■ **Stored rows**:
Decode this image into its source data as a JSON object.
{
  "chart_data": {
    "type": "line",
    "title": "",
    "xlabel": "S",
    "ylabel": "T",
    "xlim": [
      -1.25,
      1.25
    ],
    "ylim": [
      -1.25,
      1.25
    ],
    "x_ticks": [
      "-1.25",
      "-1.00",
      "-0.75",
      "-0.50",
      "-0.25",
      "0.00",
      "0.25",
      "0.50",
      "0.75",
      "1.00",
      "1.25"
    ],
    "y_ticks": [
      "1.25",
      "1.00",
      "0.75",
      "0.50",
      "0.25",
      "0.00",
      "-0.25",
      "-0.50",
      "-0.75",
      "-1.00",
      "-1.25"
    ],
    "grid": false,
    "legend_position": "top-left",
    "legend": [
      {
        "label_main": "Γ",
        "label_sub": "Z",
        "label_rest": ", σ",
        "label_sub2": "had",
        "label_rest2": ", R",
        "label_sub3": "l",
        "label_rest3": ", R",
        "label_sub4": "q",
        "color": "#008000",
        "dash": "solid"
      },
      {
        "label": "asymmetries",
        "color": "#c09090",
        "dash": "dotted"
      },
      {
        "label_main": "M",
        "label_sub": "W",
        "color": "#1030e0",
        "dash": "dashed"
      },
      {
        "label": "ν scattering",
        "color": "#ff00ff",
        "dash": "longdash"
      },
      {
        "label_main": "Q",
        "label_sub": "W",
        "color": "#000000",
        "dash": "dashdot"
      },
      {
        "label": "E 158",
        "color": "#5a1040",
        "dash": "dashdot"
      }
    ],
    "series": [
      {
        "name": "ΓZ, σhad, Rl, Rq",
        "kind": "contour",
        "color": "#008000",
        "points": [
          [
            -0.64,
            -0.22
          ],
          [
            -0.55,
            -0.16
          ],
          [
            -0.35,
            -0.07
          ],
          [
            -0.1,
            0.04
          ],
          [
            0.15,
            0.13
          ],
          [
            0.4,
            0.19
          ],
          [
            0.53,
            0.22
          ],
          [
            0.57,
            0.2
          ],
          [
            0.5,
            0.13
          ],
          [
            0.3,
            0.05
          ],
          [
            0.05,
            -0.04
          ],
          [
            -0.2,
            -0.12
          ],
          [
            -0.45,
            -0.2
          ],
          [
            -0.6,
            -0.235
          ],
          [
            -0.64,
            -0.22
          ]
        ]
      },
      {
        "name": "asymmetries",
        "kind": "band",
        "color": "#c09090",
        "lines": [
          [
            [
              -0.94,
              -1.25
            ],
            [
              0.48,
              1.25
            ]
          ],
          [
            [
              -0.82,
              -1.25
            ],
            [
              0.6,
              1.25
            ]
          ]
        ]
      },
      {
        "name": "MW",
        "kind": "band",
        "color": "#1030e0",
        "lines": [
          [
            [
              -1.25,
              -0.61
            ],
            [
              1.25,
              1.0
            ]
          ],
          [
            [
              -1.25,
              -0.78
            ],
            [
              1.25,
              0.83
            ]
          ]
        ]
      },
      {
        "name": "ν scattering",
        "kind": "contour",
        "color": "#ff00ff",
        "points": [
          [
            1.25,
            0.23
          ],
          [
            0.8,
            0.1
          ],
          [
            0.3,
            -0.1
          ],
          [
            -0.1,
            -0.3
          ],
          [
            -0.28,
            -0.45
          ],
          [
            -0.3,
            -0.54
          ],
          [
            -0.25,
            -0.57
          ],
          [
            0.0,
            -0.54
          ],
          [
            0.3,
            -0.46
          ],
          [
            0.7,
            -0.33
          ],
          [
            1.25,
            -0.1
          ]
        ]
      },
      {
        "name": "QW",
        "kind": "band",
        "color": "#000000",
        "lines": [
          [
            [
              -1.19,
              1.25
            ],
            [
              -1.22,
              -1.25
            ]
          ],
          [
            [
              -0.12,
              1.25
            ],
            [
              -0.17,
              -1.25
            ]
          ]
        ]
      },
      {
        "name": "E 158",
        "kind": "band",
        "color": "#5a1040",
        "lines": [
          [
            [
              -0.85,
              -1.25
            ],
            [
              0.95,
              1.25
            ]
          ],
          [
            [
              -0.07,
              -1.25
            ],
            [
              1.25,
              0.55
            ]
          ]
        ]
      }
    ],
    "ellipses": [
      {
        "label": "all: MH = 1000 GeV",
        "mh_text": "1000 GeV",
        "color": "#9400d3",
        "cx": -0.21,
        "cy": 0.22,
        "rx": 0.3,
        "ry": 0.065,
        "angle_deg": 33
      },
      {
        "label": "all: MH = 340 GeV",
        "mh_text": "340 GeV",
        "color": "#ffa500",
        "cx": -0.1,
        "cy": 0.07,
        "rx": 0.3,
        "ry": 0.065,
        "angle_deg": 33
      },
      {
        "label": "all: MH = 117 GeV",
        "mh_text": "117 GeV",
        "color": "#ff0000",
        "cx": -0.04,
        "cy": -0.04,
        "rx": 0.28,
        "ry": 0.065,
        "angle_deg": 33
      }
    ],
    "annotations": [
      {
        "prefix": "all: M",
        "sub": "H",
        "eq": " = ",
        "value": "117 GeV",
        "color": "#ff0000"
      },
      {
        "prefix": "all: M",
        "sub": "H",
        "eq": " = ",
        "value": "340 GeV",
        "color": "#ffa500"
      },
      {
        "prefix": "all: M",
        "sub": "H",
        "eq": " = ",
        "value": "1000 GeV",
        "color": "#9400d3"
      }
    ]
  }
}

■ **Required task**: Check each line of the material above for "value" and say how many lines contain it, giving the number alone.

■ **Full response**: 3